Dataset listings of figures
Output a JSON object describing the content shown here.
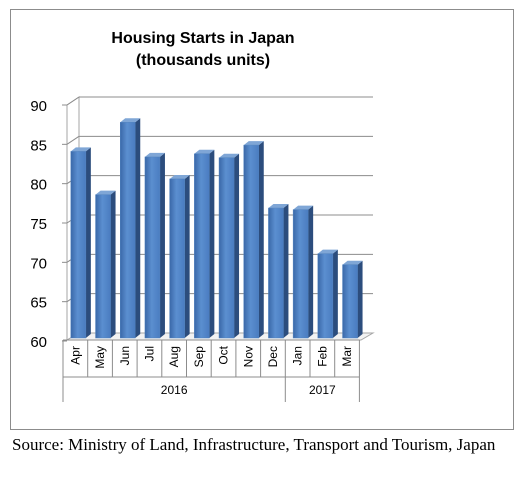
{
  "chart_data": {
    "type": "bar",
    "title": "Housing Starts in Japan",
    "subtitle": "(thousands units)",
    "categories": [
      "Apr",
      "May",
      "Jun",
      "Jul",
      "Aug",
      "Sep",
      "Oct",
      "Nov",
      "Dec",
      "Jan",
      "Feb",
      "Mar"
    ],
    "values": [
      84.1,
      78.6,
      87.8,
      83.4,
      80.6,
      83.8,
      83.3,
      84.9,
      76.9,
      76.7,
      71.1,
      69.7
    ],
    "ylim": [
      60,
      90
    ],
    "yticks": [
      60,
      65,
      70,
      75,
      80,
      85,
      90
    ],
    "xlabel": "",
    "ylabel": "",
    "year_groups": [
      {
        "label": "2016",
        "count": 9
      },
      {
        "label": "2017",
        "count": 3
      }
    ],
    "grid": true,
    "legend": "none",
    "bar_color": "#4f81bd"
  },
  "source": "Source: Ministry of Land, Infrastructure, Transport and Tourism, Japan"
}
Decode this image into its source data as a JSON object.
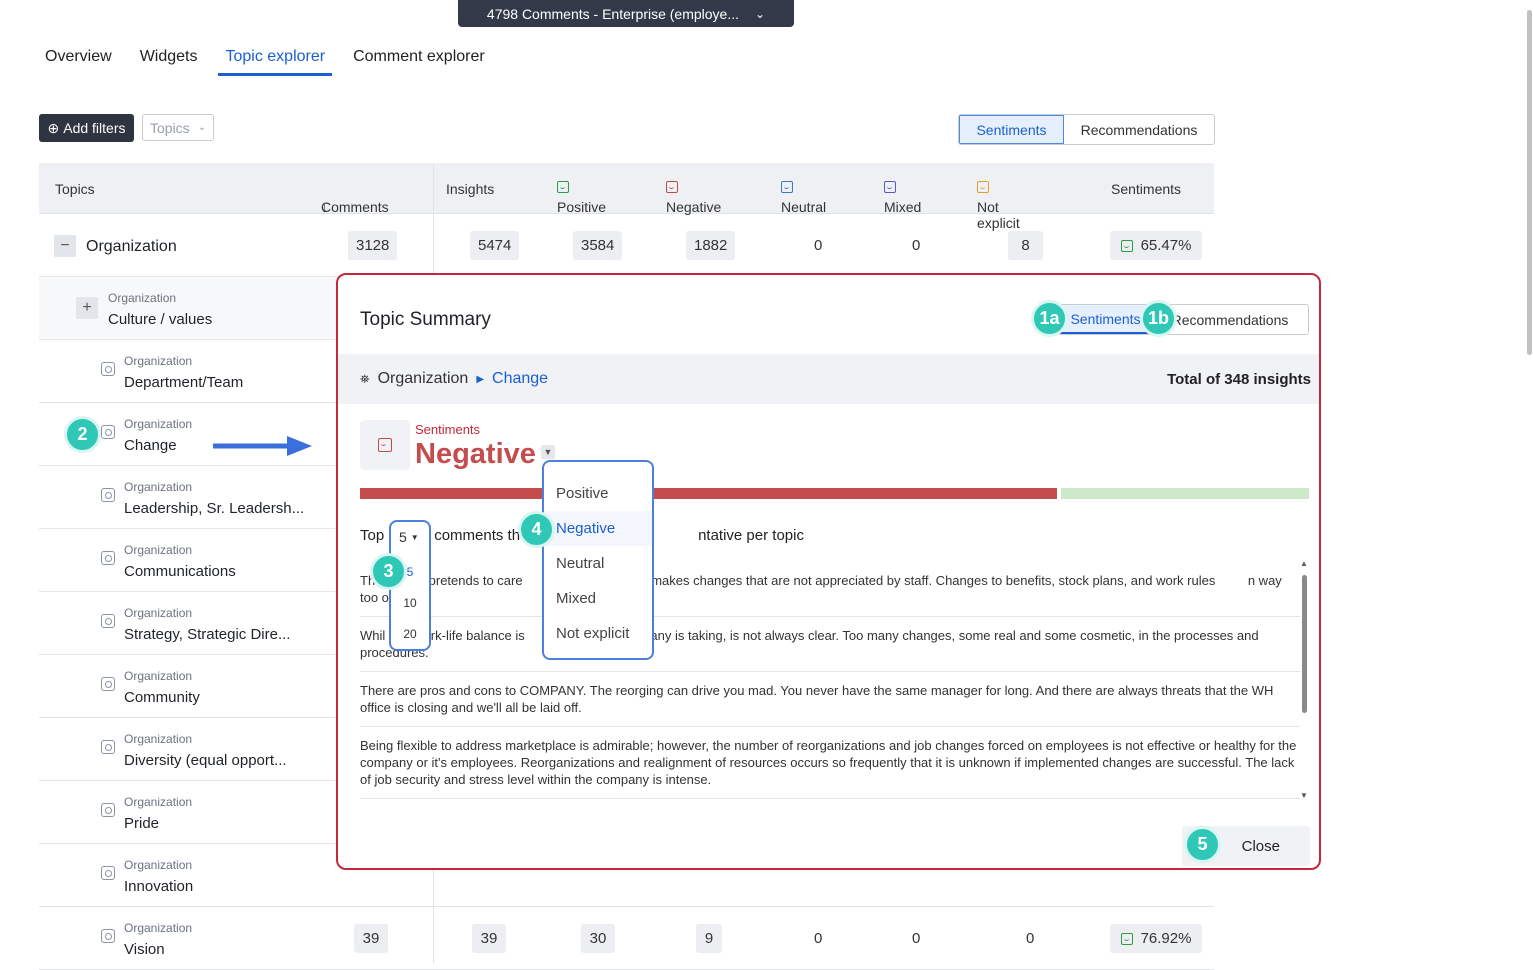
{
  "dataset": {
    "label": "4798 Comments - Enterprise (employe..."
  },
  "tabs": [
    {
      "label": "Overview"
    },
    {
      "label": "Widgets"
    },
    {
      "label": "Topic explorer"
    },
    {
      "label": "Comment explorer"
    }
  ],
  "toolbar": {
    "add_filters": "Add filters",
    "topics_select": "Topics",
    "sentiments": "Sentiments",
    "recommendations": "Recommendations"
  },
  "table": {
    "headers": {
      "topics": "Topics",
      "comments": "Comments",
      "insights": "Insights",
      "positive": "Positive",
      "negative": "Negative",
      "neutral": "Neutral",
      "mixed": "Mixed",
      "not_explicit": "Not explicit",
      "sentiments": "Sentiments"
    },
    "parent": {
      "name": "Organization",
      "comments": "3128",
      "insights": "5474",
      "positive": "3584",
      "negative": "1882",
      "neutral": "0",
      "mixed": "0",
      "not_explicit": "8",
      "sentiment": "65.47%"
    },
    "rows": [
      {
        "category": "Organization",
        "name": "Culture / values"
      },
      {
        "category": "Organization",
        "name": "Department/Team"
      },
      {
        "category": "Organization",
        "name": "Change"
      },
      {
        "category": "Organization",
        "name": "Leadership, Sr. Leadersh..."
      },
      {
        "category": "Organization",
        "name": "Communications"
      },
      {
        "category": "Organization",
        "name": "Strategy, Strategic Dire..."
      },
      {
        "category": "Organization",
        "name": "Community"
      },
      {
        "category": "Organization",
        "name": "Diversity (equal opport..."
      },
      {
        "category": "Organization",
        "name": "Pride"
      },
      {
        "category": "Organization",
        "name": "Innovation"
      },
      {
        "category": "Organization",
        "name": "Vision",
        "comments": "39",
        "insights": "39",
        "positive": "30",
        "negative": "9",
        "neutral": "0",
        "mixed": "0",
        "not_explicit": "0",
        "sentiment": "76.92%"
      }
    ]
  },
  "modal": {
    "title": "Topic Summary",
    "seg_sentiments": "Sentiments",
    "seg_recommendations": "Recommendations",
    "crumb_root": "Organization",
    "crumb_current": "Change",
    "total": "Total of 348 insights",
    "sentiment_label": "Sentiments",
    "sentiment_value": "Negative",
    "top_prefix": "Top",
    "top_value": "5",
    "top_middle": "comments th",
    "top_suffix": "ntative per topic",
    "comments": [
      "Th          ny pretends to care            yet repeatedly makes changes that are not appreciated by staff. Changes to benefits, stock plans, and work rules         n way too often.",
      "Whil        work-life balance is                 n the company is taking, is not always clear. Too many changes, some real and some cosmetic, in the processes and procedures.",
      "There are pros and cons to COMPANY. The reorging can drive you mad. You never have the same manager for long. And there are always threats that the WH office is closing and we'll all be laid off.",
      "Being flexible to address marketplace is admirable; however, the number of reorganizations and job changes forced on employees is not effective or healthy for the company or it's employees. Reorganizations and realignment of resources occurs so frequently that it is unknown if implemented changes are successful. The lack of job security and stress level within the company is intense."
    ],
    "close": "Close"
  },
  "sentiment_dropdown": [
    "Positive",
    "Negative",
    "Neutral",
    "Mixed",
    "Not explicit"
  ],
  "top_dropdown": {
    "current": "5",
    "options": [
      "5",
      "10",
      "20"
    ]
  },
  "badges": {
    "b1a": "1a",
    "b1b": "1b",
    "b2": "2",
    "b3": "3",
    "b4": "4",
    "b5": "5"
  },
  "colors": {
    "accent": "#1b5fd1",
    "negative": "#c44c4c",
    "badge": "#2fc8b7",
    "modal_border": "#c5283d"
  }
}
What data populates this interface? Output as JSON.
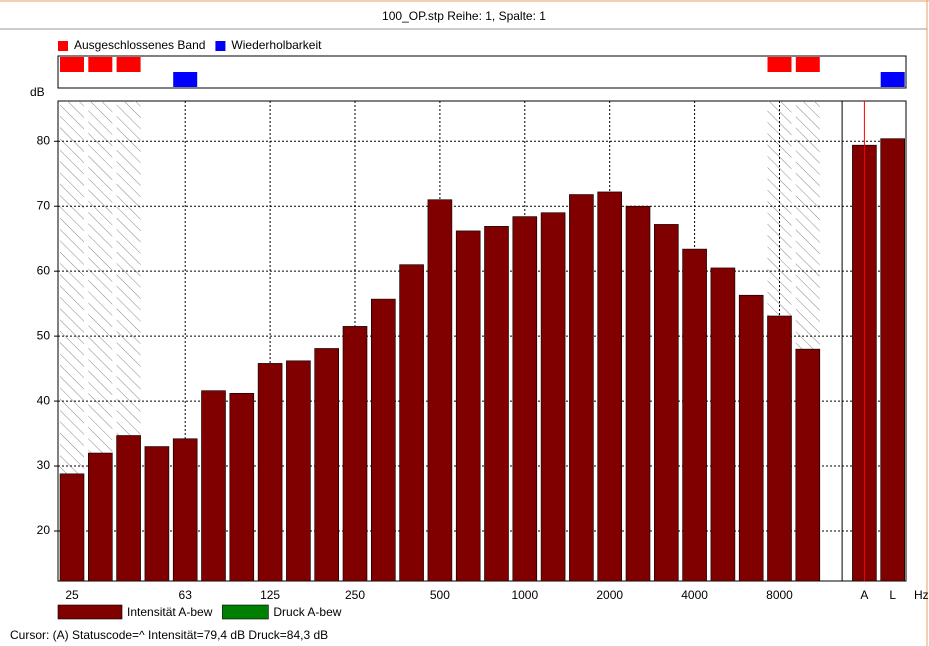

* [REQUIRED TASK]: Reproduce the listing exactly. Leave its pictures out.

* [EXPECTED OUTPUT]:
Output a JSON object describing the content shown here.
{
  "chart_data": {
    "type": "bar",
    "title": "Housing Starts in Japan",
    "subtitle": "(thousands units)",
    "categories": [
      "Apr",
      "May",
      "Jun",
      "Jul",
      "Aug",
      "Sep",
      "Oct",
      "Nov",
      "Dec",
      "Jan",
      "Feb",
      "Mar"
    ],
    "values": [
      84.1,
      78.6,
      87.8,
      83.4,
      80.6,
      83.8,
      83.3,
      84.9,
      76.9,
      76.7,
      71.1,
      69.7
    ],
    "ylim": [
      60,
      90
    ],
    "yticks": [
      60,
      65,
      70,
      75,
      80,
      85,
      90
    ],
    "xlabel": "",
    "ylabel": "",
    "year_groups": [
      {
        "label": "2016",
        "count": 9
      },
      {
        "label": "2017",
        "count": 3
      }
    ],
    "grid": true,
    "legend": "none",
    "bar_color": "#4f81bd"
  },
  "source": "Source: Ministry of Land, Infrastructure, Transport and Tourism, Japan"
}
Decode this image into its source data as a JSON object.
{
  "dataset": {
    "label": "4798 Comments - Enterprise (employe..."
  },
  "tabs": [
    {
      "label": "Overview"
    },
    {
      "label": "Widgets"
    },
    {
      "label": "Topic explorer"
    },
    {
      "label": "Comment explorer"
    }
  ],
  "toolbar": {
    "add_filters": "Add filters",
    "topics_select": "Topics",
    "sentiments": "Sentiments",
    "recommendations": "Recommendations"
  },
  "table": {
    "headers": {
      "topics": "Topics",
      "comments": "Comments",
      "insights": "Insights",
      "positive": "Positive",
      "negative": "Negative",
      "neutral": "Neutral",
      "mixed": "Mixed",
      "not_explicit": "Not explicit",
      "sentiments": "Sentiments"
    },
    "parent": {
      "name": "Organization",
      "comments": "3128",
      "insights": "5474",
      "positive": "3584",
      "negative": "1882",
      "neutral": "0",
      "mixed": "0",
      "not_explicit": "8",
      "sentiment": "65.47%"
    },
    "rows": [
      {
        "category": "Organization",
        "name": "Culture / values"
      },
      {
        "category": "Organization",
        "name": "Department/Team"
      },
      {
        "category": "Organization",
        "name": "Change"
      },
      {
        "category": "Organization",
        "name": "Leadership, Sr. Leadersh..."
      },
      {
        "category": "Organization",
        "name": "Communications"
      },
      {
        "category": "Organization",
        "name": "Strategy, Strategic Dire..."
      },
      {
        "category": "Organization",
        "name": "Community"
      },
      {
        "category": "Organization",
        "name": "Diversity (equal opport..."
      },
      {
        "category": "Organization",
        "name": "Pride"
      },
      {
        "category": "Organization",
        "name": "Innovation"
      },
      {
        "category": "Organization",
        "name": "Vision",
        "comments": "39",
        "insights": "39",
        "positive": "30",
        "negative": "9",
        "neutral": "0",
        "mixed": "0",
        "not_explicit": "0",
        "sentiment": "76.92%"
      }
    ]
  },
  "modal": {
    "title": "Topic Summary",
    "seg_sentiments": "Sentiments",
    "seg_recommendations": "Recommendations",
    "crumb_root": "Organization",
    "crumb_current": "Change",
    "total": "Total of 348 insights",
    "sentiment_label": "Sentiments",
    "sentiment_value": "Negative",
    "top_prefix": "Top",
    "top_value": "5",
    "top_middle": "comments th",
    "top_suffix": "ntative per topic",
    "comments": [
      "Th          ny pretends to care            yet repeatedly makes changes that are not appreciated by staff. Changes to benefits, stock plans, and work rules         n way too often.",
      "Whil        work-life balance is                 n the company is taking, is not always clear. Too many changes, some real and some cosmetic, in the processes and procedures.",
      "There are pros and cons to COMPANY. The reorging can drive you mad. You never have the same manager for long. And there are always threats that the WH office is closing and we'll all be laid off.",
      "Being flexible to address marketplace is admirable; however, the number of reorganizations and job changes forced on employees is not effective or healthy for the company or it's employees. Reorganizations and realignment of resources occurs so frequently that it is unknown if implemented changes are successful. The lack of job security and stress level within the company is intense."
    ],
    "close": "Close"
  },
  "sentiment_dropdown": [
    "Positive",
    "Negative",
    "Neutral",
    "Mixed",
    "Not explicit"
  ],
  "top_dropdown": {
    "current": "5",
    "options": [
      "5",
      "10",
      "20"
    ]
  },
  "badges": {
    "b1a": "1a",
    "b1b": "1b",
    "b2": "2",
    "b3": "3",
    "b4": "4",
    "b5": "5"
  },
  "colors": {
    "accent": "#1b5fd1",
    "negative": "#c44c4c",
    "badge": "#2fc8b7",
    "modal_border": "#c5283d"
  }
}
What data populates this interface? Output as JSON.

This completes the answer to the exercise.